» **GOAL**
Reproduce the entries word for word, starting at the first one and ending at the line that contains "main-pane: ⌄フォルダー (7)", with both of those lines included.

» **Collection entries**

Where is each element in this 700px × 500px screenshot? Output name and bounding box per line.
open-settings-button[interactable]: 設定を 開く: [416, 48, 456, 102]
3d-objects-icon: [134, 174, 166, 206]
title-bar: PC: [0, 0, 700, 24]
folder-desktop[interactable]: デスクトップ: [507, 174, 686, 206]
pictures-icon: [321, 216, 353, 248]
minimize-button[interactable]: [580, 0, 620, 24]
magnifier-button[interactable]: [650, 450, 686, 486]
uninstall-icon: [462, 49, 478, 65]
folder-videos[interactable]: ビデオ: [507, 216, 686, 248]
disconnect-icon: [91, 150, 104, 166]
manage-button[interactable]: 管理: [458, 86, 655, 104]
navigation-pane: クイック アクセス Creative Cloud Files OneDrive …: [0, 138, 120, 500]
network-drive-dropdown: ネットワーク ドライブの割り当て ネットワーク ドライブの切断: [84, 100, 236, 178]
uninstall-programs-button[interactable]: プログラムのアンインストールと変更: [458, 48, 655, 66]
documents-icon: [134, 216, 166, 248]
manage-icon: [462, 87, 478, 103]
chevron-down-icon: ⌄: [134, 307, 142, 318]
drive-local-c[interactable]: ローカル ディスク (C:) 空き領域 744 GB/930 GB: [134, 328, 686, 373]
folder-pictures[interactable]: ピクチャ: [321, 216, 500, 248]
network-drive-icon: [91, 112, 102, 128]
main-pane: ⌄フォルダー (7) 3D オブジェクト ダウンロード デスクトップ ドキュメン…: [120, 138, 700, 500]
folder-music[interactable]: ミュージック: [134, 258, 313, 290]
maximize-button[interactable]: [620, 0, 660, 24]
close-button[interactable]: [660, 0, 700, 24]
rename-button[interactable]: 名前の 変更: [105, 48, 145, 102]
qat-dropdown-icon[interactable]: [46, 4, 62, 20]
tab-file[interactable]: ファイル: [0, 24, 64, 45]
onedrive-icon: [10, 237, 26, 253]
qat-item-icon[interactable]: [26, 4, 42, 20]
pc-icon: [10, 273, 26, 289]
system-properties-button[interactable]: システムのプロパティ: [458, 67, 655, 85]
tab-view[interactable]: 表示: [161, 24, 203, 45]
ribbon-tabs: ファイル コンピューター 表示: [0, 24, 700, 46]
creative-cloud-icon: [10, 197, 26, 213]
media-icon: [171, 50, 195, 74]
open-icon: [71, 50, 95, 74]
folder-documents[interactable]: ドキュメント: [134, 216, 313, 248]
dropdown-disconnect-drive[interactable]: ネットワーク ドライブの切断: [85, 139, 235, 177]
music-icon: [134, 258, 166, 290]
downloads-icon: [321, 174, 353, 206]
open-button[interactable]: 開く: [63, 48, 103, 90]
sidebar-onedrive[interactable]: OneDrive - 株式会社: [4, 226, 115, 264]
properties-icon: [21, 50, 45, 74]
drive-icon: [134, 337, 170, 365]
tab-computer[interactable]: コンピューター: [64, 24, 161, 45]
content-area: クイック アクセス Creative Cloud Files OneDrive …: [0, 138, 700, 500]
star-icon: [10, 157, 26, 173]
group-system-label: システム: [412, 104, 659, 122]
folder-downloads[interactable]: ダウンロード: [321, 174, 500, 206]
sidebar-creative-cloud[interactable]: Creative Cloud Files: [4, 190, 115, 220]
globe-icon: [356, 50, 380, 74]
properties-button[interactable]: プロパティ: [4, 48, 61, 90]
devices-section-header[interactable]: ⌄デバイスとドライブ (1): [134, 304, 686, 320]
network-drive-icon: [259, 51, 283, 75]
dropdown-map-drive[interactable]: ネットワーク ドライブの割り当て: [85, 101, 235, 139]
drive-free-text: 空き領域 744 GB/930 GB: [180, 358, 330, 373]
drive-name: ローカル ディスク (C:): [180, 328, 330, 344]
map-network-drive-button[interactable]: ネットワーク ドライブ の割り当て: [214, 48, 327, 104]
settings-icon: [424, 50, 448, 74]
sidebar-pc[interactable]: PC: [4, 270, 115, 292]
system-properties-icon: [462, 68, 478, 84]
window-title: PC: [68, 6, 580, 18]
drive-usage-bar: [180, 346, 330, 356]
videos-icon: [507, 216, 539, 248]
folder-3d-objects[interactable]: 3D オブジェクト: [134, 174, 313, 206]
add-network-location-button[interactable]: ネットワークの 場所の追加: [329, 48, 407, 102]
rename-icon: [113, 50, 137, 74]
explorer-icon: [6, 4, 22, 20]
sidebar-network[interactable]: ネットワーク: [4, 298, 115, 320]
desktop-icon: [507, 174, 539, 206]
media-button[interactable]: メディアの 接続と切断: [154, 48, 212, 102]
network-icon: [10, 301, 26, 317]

» **EXERCISE OUTPUT**
Where is each element in this 700px × 500px screenshot? Output name and bounding box per line.
open-settings-button[interactable]: 設定を 開く: [416, 48, 456, 102]
3d-objects-icon: [134, 174, 166, 206]
title-bar: PC: [0, 0, 700, 24]
folder-desktop[interactable]: デスクトップ: [507, 174, 686, 206]
pictures-icon: [321, 216, 353, 248]
minimize-button[interactable]: [580, 0, 620, 24]
magnifier-button[interactable]: [650, 450, 686, 486]
uninstall-icon: [462, 49, 478, 65]
folder-videos[interactable]: ビデオ: [507, 216, 686, 248]
disconnect-icon: [91, 150, 104, 166]
manage-button[interactable]: 管理: [458, 86, 655, 104]
navigation-pane: クイック アクセス Creative Cloud Files OneDrive …: [0, 138, 120, 500]
network-drive-dropdown: ネットワーク ドライブの割り当て ネットワーク ドライブの切断: [84, 100, 236, 178]
uninstall-programs-button[interactable]: プログラムのアンインストールと変更: [458, 48, 655, 66]
documents-icon: [134, 216, 166, 248]
manage-icon: [462, 87, 478, 103]
chevron-down-icon: ⌄: [134, 307, 142, 318]
drive-local-c[interactable]: ローカル ディスク (C:) 空き領域 744 GB/930 GB: [134, 328, 686, 373]
folder-pictures[interactable]: ピクチャ: [321, 216, 500, 248]
network-drive-icon: [91, 112, 102, 128]
main-pane: ⌄フォルダー (7) 3D オブジェクト ダウンロード デスクトップ ドキュメン…: [120, 138, 700, 500]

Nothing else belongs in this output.